*EXERCISE REQUIREMENTS*. Give the number of lines in the records below that include "México", and nothing more.

-- BEGIN MATERIAL FOR THE TASK --

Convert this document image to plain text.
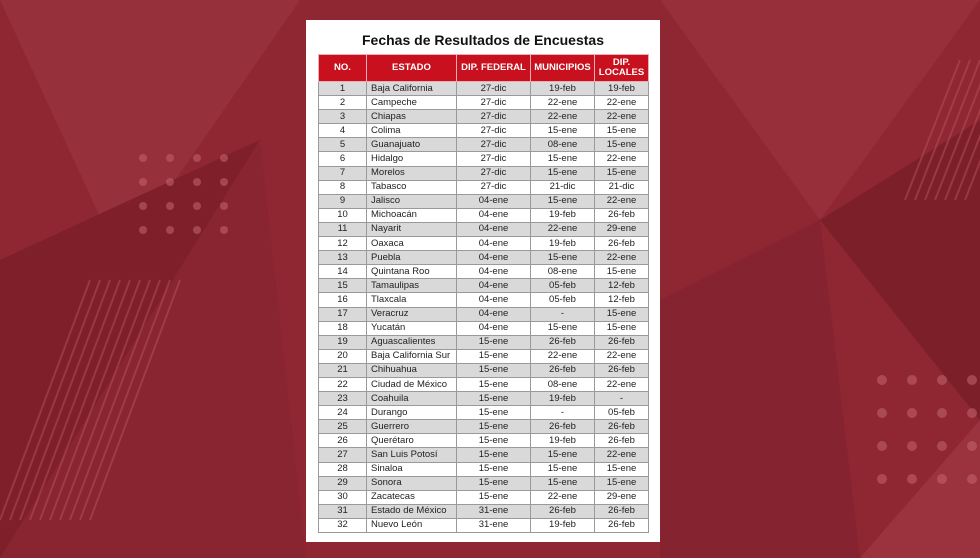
Fechas de Resultados de Encuestas
NO.	ESTADO	DIP. FEDERAL	MUNICIPIOS	DIP. LOCALES
1	Baja California	27-dic	19-feb	19-feb
2	Campeche	27-dic	22-ene	22-ene
3	Chiapas	27-dic	22-ene	22-ene
4	Colima	27-dic	15-ene	15-ene
5	Guanajuato	27-dic	08-ene	15-ene
6	Hidalgo	27-dic	15-ene	22-ene
7	Morelos	27-dic	15-ene	15-ene
8	Tabasco	27-dic	21-dic	21-dic
9	Jalisco	04-ene	15-ene	22-ene
10	Michoacán	04-ene	19-feb	26-feb
11	Nayarit	04-ene	22-ene	29-ene
12	Oaxaca	04-ene	19-feb	26-feb
13	Puebla	04-ene	15-ene	22-ene
14	Quintana Roo	04-ene	08-ene	15-ene
15	Tamaulipas	04-ene	05-feb	12-feb
16	Tlaxcala	04-ene	05-feb	12-feb
17	Veracruz	04-ene	-	15-ene
18	Yucatán	04-ene	15-ene	15-ene
19	Aguascalientes	15-ene	26-feb	26-feb
20	Baja California Sur	15-ene	22-ene	22-ene
21	Chihuahua	15-ene	26-feb	26-feb
22	Ciudad de México	15-ene	08-ene	22-ene
23	Coahuila	15-ene	19-feb	-
24	Durango	15-ene	-	05-feb
25	Guerrero	15-ene	26-feb	26-feb
26	Querétaro	15-ene	19-feb	26-feb
27	San Luis Potosí	15-ene	15-ene	22-ene
28	Sinaloa	15-ene	15-ene	15-ene
29	Sonora	15-ene	15-ene	15-ene
30	Zacatecas	15-ene	22-ene	29-ene
31	Estado de México	31-ene	26-feb	26-feb
32	Nuevo León	31-ene	19-feb	26-feb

-- END MATERIAL FOR THE TASK --

*THE OUTPUT*. 2